Return every line below as is, leaving out the pictures.

┏━━

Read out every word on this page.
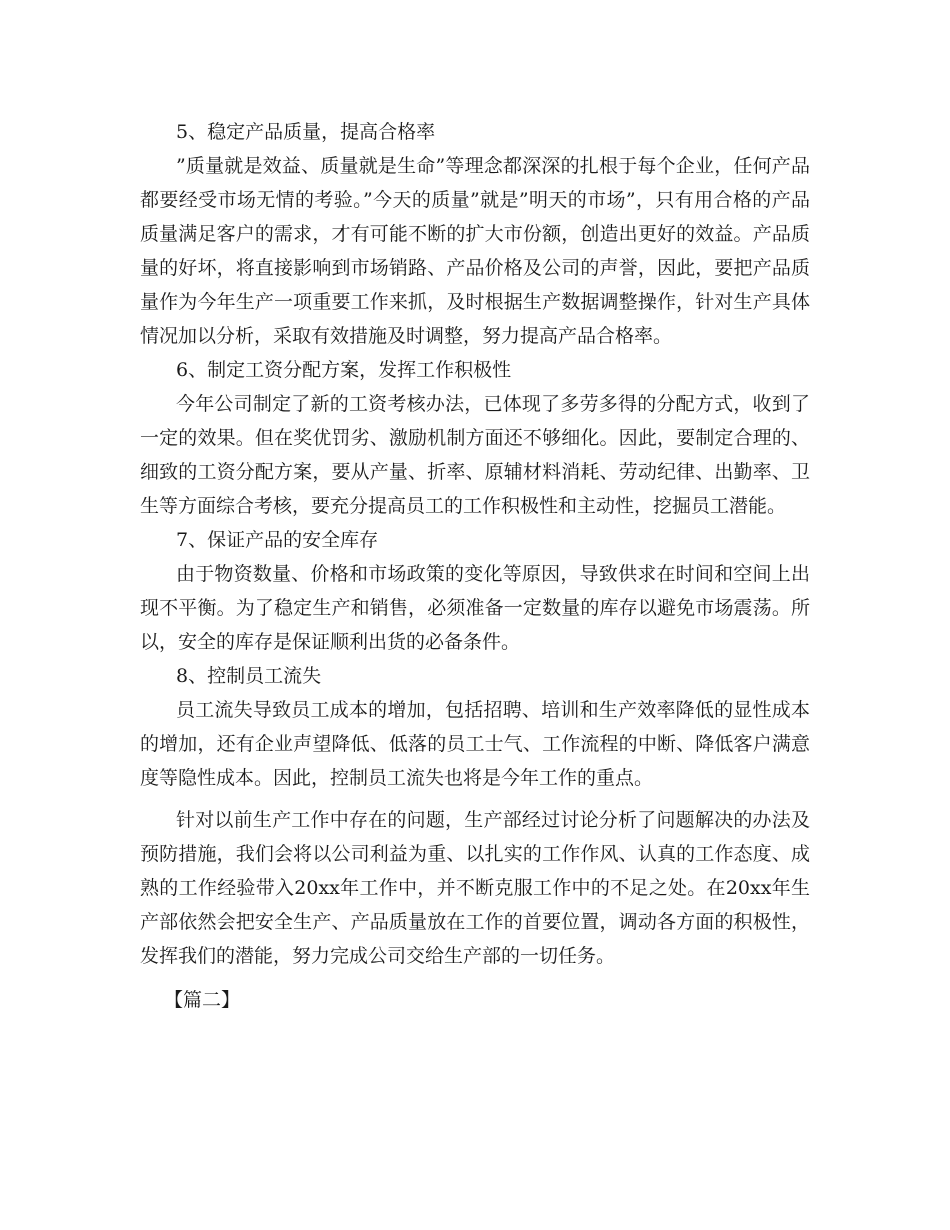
5、稳定产品质量，提高合格率

”质量就是效益、质量就是生命”等理念都深深的扎根于每个企业，任何产品都要经受市场无情的考验。”今天的质量”就是”明天的市场”，只有用合格的产品质量满足客户的需求，才有可能不断的扩大市份额，创造出更好的效益。产品质量的好坏，将直接影响到市场销路、产品价格及公司的声誉，因此，要把产品质量作为今年生产一项重要工作来抓，及时根据生产数据调整操作，针对生产具体情况加以分析，采取有效措施及时调整，努力提高产品合格率。

6、制定工资分配方案，发挥工作积极性

今年公司制定了新的工资考核办法，已体现了多劳多得的分配方式，收到了一定的效果。但在奖优罚劣、激励机制方面还不够细化。因此，要制定合理的、细致的工资分配方案，要从产量、折率、原辅材料消耗、劳动纪律、出勤率、卫生等方面综合考核，要充分提高员工的工作积极性和主动性，挖掘员工潜能。

7、保证产品的安全库存

由于物资数量、价格和市场政策的变化等原因，导致供求在时间和空间上出现不平衡。为了稳定生产和销售，必须准备一定数量的库存以避免市场震荡。所以，安全的库存是保证顺利出货的必备条件。

8、控制员工流失

员工流失导致员工成本的增加，包括招聘、培训和生产效率降低的显性成本的增加，还有企业声望降低、低落的员工士气、工作流程的中断、降低客户满意度等隐性成本。因此，控制员工流失也将是今年工作的重点。

针对以前生产工作中存在的问题，生产部经过讨论分析了问题解决的办法及预防措施，我们会将以公司利益为重、以扎实的工作作风、认真的工作态度、成熟的工作经验带入20xx年工作中，并不断克服工作中的不足之处。在20xx年生产部依然会把安全生产、产品质量放在工作的首要位置，调动各方面的积极性，发挥我们的潜能，努力完成公司交给生产部的一切任务。

【篇二】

┗━━

§ EXPECTED OUTPUT:
Read out every word on this page.
5、稳定产品质量，提高合格率

”质量就是效益、质量就是生命”等理念都深深的扎根于每个企业，任何产品都要经受市场无情的考验。”今天的质量”就是”明天的市场”，只有用合格的产品质量满足客户的需求，才有可能不断的扩大市份额，创造出更好的效益。产品质量的好坏，将直接影响到市场销路、产品价格及公司的声誉，因此，要把产品质量作为今年生产一项重要工作来抓，及时根据生产数据调整操作，针对生产具体情况加以分析，采取有效措施及时调整，努力提高产品合格率。

6、制定工资分配方案，发挥工作积极性

今年公司制定了新的工资考核办法，已体现了多劳多得的分配方式，收到了一定的效果。但在奖优罚劣、激励机制方面还不够细化。因此，要制定合理的、细致的工资分配方案，要从产量、折率、原辅材料消耗、劳动纪律、出勤率、卫生等方面综合考核，要充分提高员工的工作积极性和主动性，挖掘员工潜能。

7、保证产品的安全库存

由于物资数量、价格和市场政策的变化等原因，导致供求在时间和空间上出现不平衡。为了稳定生产和销售，必须准备一定数量的库存以避免市场震荡。所以，安全的库存是保证顺利出货的必备条件。

8、控制员工流失

员工流失导致员工成本的增加，包括招聘、培训和生产效率降低的显性成本的增加，还有企业声望降低、低落的员工士气、工作流程的中断、降低客户满意度等隐性成本。因此，控制员工流失也将是今年工作的重点。

针对以前生产工作中存在的问题，生产部经过讨论分析了问题解决的办法及预防措施，我们会将以公司利益为重、以扎实的工作作风、认真的工作态度、成熟的工作经验带入20xx年工作中，并不断克服工作中的不足之处。在20xx年生产部依然会把安全生产、产品质量放在工作的首要位置，调动各方面的积极性，发挥我们的潜能，努力完成公司交给生产部的一切任务。

【篇二】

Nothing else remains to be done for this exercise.